Data entries:

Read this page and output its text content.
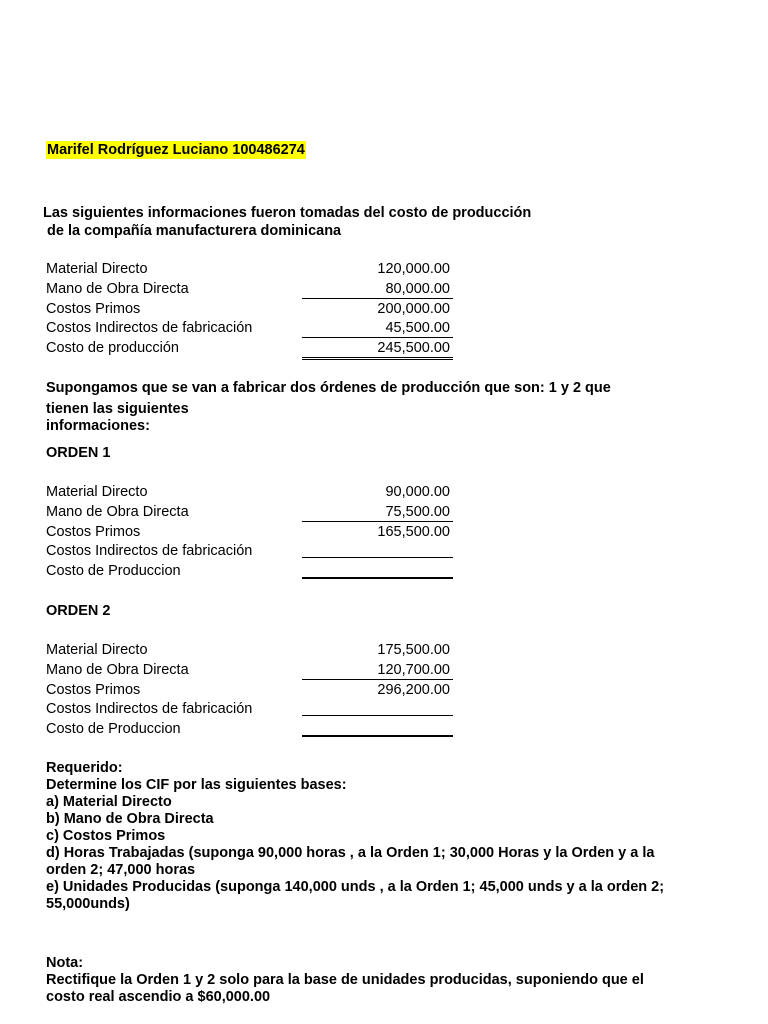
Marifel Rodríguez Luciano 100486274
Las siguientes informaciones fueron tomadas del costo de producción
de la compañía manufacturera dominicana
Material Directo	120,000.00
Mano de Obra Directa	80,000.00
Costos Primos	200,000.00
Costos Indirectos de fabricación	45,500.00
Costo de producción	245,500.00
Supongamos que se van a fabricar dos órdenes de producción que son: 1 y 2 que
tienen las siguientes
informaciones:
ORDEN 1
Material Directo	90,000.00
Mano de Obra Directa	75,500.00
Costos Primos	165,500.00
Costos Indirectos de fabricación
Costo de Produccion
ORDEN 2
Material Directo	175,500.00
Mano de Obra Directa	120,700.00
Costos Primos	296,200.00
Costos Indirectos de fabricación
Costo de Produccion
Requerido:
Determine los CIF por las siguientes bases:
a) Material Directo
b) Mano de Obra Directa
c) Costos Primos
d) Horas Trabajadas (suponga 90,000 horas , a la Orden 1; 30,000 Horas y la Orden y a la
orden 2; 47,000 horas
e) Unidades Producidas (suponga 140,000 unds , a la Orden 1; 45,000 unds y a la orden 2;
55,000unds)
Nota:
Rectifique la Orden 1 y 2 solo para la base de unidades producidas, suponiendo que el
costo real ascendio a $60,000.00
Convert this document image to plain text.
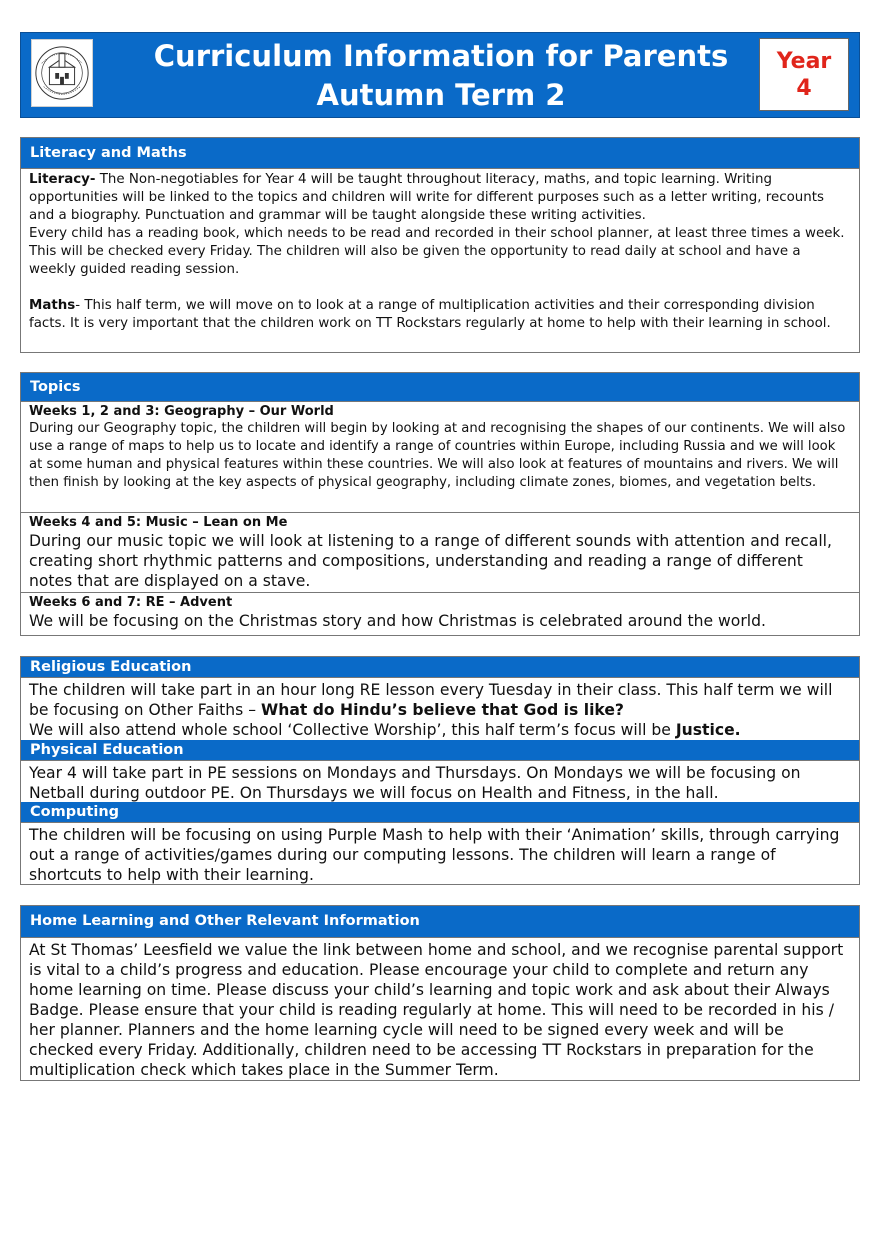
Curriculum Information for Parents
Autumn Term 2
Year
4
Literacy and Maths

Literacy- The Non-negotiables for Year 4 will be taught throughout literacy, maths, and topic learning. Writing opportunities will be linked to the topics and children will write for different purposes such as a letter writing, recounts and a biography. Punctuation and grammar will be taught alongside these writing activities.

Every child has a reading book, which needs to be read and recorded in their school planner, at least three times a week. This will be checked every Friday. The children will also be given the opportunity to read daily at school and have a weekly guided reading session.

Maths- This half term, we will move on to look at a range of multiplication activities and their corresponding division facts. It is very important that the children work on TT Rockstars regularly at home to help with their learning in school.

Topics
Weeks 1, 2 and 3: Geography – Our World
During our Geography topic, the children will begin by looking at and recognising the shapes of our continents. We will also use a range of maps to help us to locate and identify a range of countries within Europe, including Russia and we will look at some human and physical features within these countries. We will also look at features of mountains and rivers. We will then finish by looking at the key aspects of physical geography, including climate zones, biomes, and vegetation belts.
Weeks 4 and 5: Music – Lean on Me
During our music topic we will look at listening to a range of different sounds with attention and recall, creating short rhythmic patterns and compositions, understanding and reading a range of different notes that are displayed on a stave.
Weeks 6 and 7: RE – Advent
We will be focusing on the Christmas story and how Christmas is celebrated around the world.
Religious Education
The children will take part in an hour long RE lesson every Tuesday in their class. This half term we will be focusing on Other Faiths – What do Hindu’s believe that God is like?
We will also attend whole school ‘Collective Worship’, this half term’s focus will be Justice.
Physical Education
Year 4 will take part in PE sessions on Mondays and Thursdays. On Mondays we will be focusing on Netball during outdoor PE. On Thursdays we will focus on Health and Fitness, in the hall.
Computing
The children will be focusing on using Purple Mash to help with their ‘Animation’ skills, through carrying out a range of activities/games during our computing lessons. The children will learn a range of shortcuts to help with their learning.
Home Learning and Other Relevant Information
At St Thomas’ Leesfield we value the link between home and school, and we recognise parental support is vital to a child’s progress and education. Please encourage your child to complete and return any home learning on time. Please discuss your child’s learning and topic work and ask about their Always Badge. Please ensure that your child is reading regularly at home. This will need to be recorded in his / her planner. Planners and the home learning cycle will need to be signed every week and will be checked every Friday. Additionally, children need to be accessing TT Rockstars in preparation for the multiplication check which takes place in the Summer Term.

■ EXERCISE OBJECTIVE ■
Excluding the pictures, restate the records above word for word.

■ THE RESULT ■
Read this page and output its text content.
Marifel Rodríguez Luciano 100486274
Las siguientes informaciones fueron tomadas del costo de producción
de la compañía manufacturera dominicana
Material Directo	120,000.00
Mano de Obra Directa	80,000.00
Costos Primos	200,000.00
Costos Indirectos de fabricación	45,500.00
Costo de producción	245,500.00
Supongamos que se van a fabricar dos órdenes de producción que son: 1 y 2 que
tienen las siguientes
informaciones:
ORDEN 1
Material Directo	90,000.00
Mano de Obra Directa	75,500.00
Costos Primos	165,500.00
Costos Indirectos de fabricación
Costo de Produccion
ORDEN 2
Material Directo	175,500.00
Mano de Obra Directa	120,700.00
Costos Primos	296,200.00
Costos Indirectos de fabricación
Costo de Produccion
Requerido:
Determine los CIF por las siguientes bases:
a) Material Directo
b) Mano de Obra Directa
c) Costos Primos
d) Horas Trabajadas (suponga 90,000 horas , a la Orden 1; 30,000 Horas y la Orden y a la
orden 2; 47,000 horas
e) Unidades Producidas (suponga 140,000 unds , a la Orden 1; 45,000 unds y a la orden 2;
55,000unds)
Nota:
Rectifique la Orden 1 y 2 solo para la base de unidades producidas, suponiendo que el
costo real ascendio a $60,000.00
Convert this document image to plain text.
Curriculum Information for Parents
Autumn Term 2
Year
4
Literacy and Maths

Literacy- The Non-negotiables for Year 4 will be taught throughout literacy, maths, and topic learning. Writing opportunities will be linked to the topics and children will write for different purposes such as a letter writing, recounts and a biography. Punctuation and grammar will be taught alongside these writing activities.

Every child has a reading book, which needs to be read and recorded in their school planner, at least three times a week. This will be checked every Friday. The children will also be given the opportunity to read daily at school and have a weekly guided reading session.

Maths- This half term, we will move on to look at a range of multiplication activities and their corresponding division facts. It is very important that the children work on TT Rockstars regularly at home to help with their learning in school.

Topics
Weeks 1, 2 and 3: Geography – Our World
During our Geography topic, the children will begin by looking at and recognising the shapes of our continents. We will also use a range of maps to help us to locate and identify a range of countries within Europe, including Russia and we will look at some human and physical features within these countries. We will also look at features of mountains and rivers. We will then finish by looking at the key aspects of physical geography, including climate zones, biomes, and vegetation belts.
Weeks 4 and 5: Music – Lean on Me
During our music topic we will look at listening to a range of different sounds with attention and recall, creating short rhythmic patterns and compositions, understanding and reading a range of different notes that are displayed on a stave.
Weeks 6 and 7: RE – Advent
We will be focusing on the Christmas story and how Christmas is celebrated around the world.
Religious Education
The children will take part in an hour long RE lesson every Tuesday in their class. This half term we will be focusing on Other Faiths – What do Hindu’s believe that God is like?
We will also attend whole school ‘Collective Worship’, this half term’s focus will be Justice.
Physical Education
Year 4 will take part in PE sessions on Mondays and Thursdays. On Mondays we will be focusing on Netball during outdoor PE. On Thursdays we will focus on Health and Fitness, in the hall.
Computing
The children will be focusing on using Purple Mash to help with their ‘Animation’ skills, through carrying out a range of activities/games during our computing lessons. The children will learn a range of shortcuts to help with their learning.
Home Learning and Other Relevant Information
At St Thomas’ Leesfield we value the link between home and school, and we recognise parental support is vital to a child’s progress and education. Please encourage your child to complete and return any home learning on time. Please discuss your child’s learning and topic work and ask about their Always Badge. Please ensure that your child is reading regularly at home. This will need to be recorded in his / her planner. Planners and the home learning cycle will need to be signed every week and will be checked every Friday. Additionally, children need to be accessing TT Rockstars in preparation for the multiplication check which takes place in the Summer Term.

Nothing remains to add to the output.